§ PROBLEM DESCRIPTION
Repeat the lines starting with the line that contains "Extract all elements" and going on through the line that contains "dalitz-point xyxy=(769,536,774,540)", both included, with nothing changed.

### EXERCISE INPUTS

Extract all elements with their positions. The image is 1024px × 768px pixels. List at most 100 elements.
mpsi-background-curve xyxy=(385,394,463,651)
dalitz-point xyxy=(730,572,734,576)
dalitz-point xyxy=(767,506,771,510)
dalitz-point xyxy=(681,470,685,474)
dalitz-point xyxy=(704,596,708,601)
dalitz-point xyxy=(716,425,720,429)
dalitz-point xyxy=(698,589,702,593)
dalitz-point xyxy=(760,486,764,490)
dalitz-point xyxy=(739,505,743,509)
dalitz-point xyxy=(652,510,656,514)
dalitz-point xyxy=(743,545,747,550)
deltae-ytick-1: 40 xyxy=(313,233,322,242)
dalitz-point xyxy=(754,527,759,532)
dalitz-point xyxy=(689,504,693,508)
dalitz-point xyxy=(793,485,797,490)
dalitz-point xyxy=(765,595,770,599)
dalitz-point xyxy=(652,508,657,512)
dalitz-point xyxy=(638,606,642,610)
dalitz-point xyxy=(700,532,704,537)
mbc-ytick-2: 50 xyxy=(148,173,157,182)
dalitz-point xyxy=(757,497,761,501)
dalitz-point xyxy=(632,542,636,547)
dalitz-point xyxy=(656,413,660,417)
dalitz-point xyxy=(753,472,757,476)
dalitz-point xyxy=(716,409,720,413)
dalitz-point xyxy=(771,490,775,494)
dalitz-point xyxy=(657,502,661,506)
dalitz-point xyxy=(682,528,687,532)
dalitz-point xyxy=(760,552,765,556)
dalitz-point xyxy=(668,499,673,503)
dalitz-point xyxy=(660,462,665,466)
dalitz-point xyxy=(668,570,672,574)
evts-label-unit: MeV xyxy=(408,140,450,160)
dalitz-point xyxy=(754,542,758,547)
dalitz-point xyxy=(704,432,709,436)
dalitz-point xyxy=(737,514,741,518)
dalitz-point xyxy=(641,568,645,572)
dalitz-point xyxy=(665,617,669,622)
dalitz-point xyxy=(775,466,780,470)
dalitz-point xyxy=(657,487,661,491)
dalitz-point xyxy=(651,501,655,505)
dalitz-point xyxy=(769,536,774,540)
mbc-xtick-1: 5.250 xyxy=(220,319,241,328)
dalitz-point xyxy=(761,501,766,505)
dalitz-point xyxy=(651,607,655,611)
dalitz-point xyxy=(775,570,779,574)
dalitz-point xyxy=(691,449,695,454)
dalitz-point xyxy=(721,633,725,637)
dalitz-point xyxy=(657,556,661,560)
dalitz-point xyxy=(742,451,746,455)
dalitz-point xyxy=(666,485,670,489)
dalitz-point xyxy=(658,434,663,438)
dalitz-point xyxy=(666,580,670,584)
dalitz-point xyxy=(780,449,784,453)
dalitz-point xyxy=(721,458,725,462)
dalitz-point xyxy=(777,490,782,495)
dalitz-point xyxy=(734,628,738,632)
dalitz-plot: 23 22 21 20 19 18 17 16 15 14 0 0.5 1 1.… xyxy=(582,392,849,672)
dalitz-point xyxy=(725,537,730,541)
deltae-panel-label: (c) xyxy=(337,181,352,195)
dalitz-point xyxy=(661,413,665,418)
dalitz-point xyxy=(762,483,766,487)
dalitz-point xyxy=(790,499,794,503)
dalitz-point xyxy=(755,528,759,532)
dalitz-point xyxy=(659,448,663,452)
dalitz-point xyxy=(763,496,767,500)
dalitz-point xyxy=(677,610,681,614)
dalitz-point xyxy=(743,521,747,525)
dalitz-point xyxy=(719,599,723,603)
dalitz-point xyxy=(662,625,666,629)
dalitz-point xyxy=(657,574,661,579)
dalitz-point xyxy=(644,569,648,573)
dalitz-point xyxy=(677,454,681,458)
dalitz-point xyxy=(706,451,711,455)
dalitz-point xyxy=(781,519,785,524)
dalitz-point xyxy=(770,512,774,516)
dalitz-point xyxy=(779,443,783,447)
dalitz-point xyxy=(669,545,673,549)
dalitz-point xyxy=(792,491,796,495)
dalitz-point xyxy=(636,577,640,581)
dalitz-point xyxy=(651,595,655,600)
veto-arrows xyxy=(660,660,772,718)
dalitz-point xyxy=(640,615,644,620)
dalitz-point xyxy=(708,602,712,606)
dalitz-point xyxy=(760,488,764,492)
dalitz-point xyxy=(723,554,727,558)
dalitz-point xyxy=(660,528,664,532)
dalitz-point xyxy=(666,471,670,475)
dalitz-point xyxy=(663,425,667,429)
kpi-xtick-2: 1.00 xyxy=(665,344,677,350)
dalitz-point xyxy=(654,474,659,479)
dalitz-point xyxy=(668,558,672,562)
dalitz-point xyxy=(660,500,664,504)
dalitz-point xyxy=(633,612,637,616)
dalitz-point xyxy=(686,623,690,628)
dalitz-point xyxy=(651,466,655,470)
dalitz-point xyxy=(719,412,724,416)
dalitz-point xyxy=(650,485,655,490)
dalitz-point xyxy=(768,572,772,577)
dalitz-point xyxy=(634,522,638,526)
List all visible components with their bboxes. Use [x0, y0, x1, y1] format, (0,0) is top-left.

######
### EXERCISE INPUTS

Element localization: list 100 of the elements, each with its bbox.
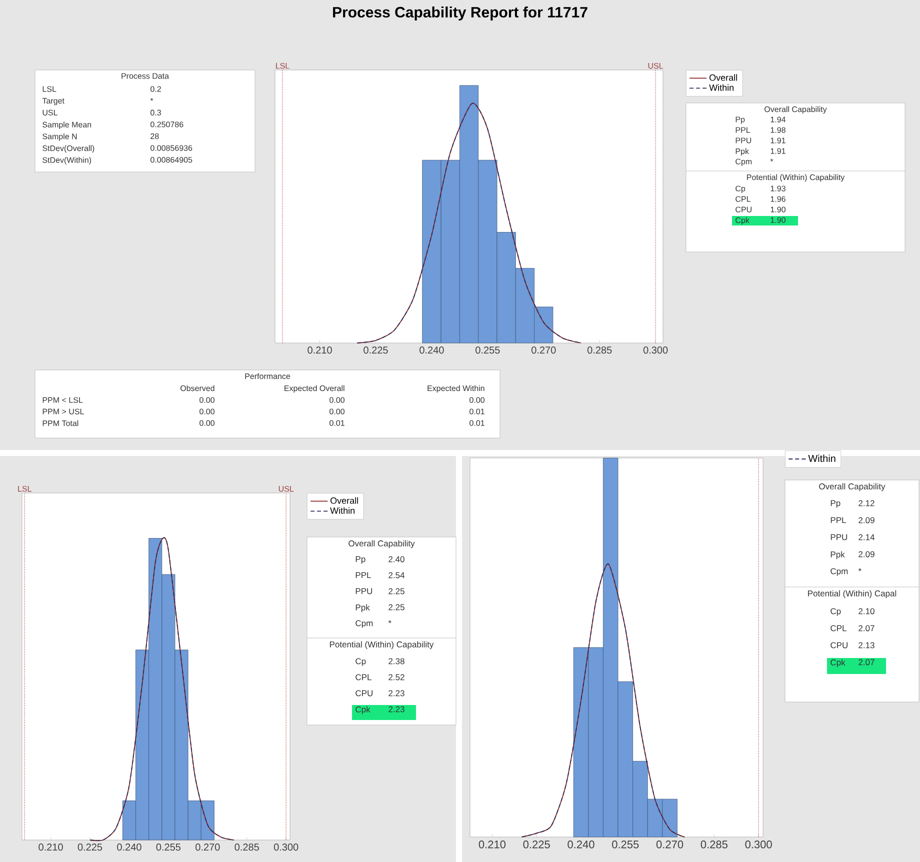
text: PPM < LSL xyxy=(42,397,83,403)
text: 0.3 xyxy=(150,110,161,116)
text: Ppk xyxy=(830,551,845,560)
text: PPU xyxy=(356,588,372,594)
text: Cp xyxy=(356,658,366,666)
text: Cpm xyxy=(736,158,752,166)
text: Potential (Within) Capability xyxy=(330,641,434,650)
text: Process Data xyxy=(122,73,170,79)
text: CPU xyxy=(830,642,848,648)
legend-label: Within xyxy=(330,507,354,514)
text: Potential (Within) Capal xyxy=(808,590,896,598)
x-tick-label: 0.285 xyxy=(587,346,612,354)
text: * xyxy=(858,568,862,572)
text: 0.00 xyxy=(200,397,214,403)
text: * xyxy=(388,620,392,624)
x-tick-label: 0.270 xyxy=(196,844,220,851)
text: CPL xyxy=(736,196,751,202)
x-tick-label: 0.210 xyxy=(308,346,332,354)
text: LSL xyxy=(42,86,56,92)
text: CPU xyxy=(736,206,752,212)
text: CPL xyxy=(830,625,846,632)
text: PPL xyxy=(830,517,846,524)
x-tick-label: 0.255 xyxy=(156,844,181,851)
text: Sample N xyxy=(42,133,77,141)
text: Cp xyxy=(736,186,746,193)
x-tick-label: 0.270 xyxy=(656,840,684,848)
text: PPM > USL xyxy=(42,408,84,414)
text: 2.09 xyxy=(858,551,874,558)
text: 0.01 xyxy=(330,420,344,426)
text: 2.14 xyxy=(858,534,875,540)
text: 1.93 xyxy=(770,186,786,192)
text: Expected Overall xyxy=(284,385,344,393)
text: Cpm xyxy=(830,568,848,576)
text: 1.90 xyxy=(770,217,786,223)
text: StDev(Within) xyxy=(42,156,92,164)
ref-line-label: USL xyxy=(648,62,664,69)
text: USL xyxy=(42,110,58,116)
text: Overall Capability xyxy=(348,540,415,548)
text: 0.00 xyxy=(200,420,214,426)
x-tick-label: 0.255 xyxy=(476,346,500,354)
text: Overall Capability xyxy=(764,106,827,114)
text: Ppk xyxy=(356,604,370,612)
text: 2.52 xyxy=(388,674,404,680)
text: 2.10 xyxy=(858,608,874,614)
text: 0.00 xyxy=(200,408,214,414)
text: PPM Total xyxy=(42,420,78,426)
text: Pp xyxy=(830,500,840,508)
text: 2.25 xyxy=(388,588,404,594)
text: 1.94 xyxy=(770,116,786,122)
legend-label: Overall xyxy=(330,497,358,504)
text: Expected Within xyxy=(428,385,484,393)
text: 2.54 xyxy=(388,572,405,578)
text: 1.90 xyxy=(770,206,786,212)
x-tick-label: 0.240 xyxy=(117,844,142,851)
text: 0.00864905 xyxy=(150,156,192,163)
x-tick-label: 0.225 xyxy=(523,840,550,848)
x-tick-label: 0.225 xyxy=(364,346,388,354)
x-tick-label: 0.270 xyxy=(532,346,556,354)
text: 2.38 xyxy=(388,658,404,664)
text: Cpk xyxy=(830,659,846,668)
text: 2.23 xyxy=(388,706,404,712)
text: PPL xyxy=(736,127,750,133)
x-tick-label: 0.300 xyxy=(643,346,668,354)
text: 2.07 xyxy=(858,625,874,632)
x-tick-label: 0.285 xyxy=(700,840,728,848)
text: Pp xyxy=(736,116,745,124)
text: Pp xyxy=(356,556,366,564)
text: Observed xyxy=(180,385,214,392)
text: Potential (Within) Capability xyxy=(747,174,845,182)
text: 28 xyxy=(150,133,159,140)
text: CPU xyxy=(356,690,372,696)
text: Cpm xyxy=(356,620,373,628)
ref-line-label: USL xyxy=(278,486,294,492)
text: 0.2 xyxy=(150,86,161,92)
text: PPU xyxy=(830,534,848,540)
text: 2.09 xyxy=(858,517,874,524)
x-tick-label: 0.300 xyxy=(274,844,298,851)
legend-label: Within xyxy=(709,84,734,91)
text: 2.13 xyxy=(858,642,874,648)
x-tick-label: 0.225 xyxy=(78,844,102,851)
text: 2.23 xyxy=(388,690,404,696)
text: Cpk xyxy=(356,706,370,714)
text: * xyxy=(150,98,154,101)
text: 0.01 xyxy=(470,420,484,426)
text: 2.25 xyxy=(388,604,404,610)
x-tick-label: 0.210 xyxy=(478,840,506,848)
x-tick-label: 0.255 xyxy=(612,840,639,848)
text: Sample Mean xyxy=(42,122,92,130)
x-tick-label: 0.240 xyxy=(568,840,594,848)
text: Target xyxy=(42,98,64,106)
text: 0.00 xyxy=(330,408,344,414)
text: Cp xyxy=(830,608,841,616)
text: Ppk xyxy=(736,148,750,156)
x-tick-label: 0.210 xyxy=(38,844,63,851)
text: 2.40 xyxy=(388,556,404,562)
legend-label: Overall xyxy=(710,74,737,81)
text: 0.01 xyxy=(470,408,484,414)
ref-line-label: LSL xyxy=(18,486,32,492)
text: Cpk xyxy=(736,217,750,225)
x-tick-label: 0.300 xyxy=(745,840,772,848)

######

§ OUTPUT FOR THIS TASK
Extract all elements with their positions. The image is 1024px × 768px pixels. List at most 100 elements.
mpsi-background-curve xyxy=(385,394,463,651)
dalitz-point xyxy=(730,572,734,576)
dalitz-point xyxy=(767,506,771,510)
dalitz-point xyxy=(681,470,685,474)
dalitz-point xyxy=(704,596,708,601)
dalitz-point xyxy=(716,425,720,429)
dalitz-point xyxy=(698,589,702,593)
dalitz-point xyxy=(760,486,764,490)
dalitz-point xyxy=(739,505,743,509)
dalitz-point xyxy=(652,510,656,514)
dalitz-point xyxy=(743,545,747,550)
deltae-ytick-1: 40 xyxy=(313,233,322,242)
dalitz-point xyxy=(754,527,759,532)
dalitz-point xyxy=(689,504,693,508)
dalitz-point xyxy=(793,485,797,490)
dalitz-point xyxy=(765,595,770,599)
dalitz-point xyxy=(652,508,657,512)
dalitz-point xyxy=(638,606,642,610)
dalitz-point xyxy=(700,532,704,537)
mbc-ytick-2: 50 xyxy=(148,173,157,182)
dalitz-point xyxy=(757,497,761,501)
dalitz-point xyxy=(632,542,636,547)
dalitz-point xyxy=(656,413,660,417)
dalitz-point xyxy=(753,472,757,476)
dalitz-point xyxy=(716,409,720,413)
dalitz-point xyxy=(771,490,775,494)
dalitz-point xyxy=(657,502,661,506)
dalitz-point xyxy=(682,528,687,532)
dalitz-point xyxy=(760,552,765,556)
dalitz-point xyxy=(668,499,673,503)
dalitz-point xyxy=(660,462,665,466)
dalitz-point xyxy=(668,570,672,574)
evts-label-unit: MeV xyxy=(408,140,450,160)
dalitz-point xyxy=(754,542,758,547)
dalitz-point xyxy=(704,432,709,436)
dalitz-point xyxy=(737,514,741,518)
dalitz-point xyxy=(641,568,645,572)
dalitz-point xyxy=(665,617,669,622)
dalitz-point xyxy=(775,466,780,470)
dalitz-point xyxy=(657,487,661,491)
dalitz-point xyxy=(651,501,655,505)
dalitz-point xyxy=(769,536,774,540)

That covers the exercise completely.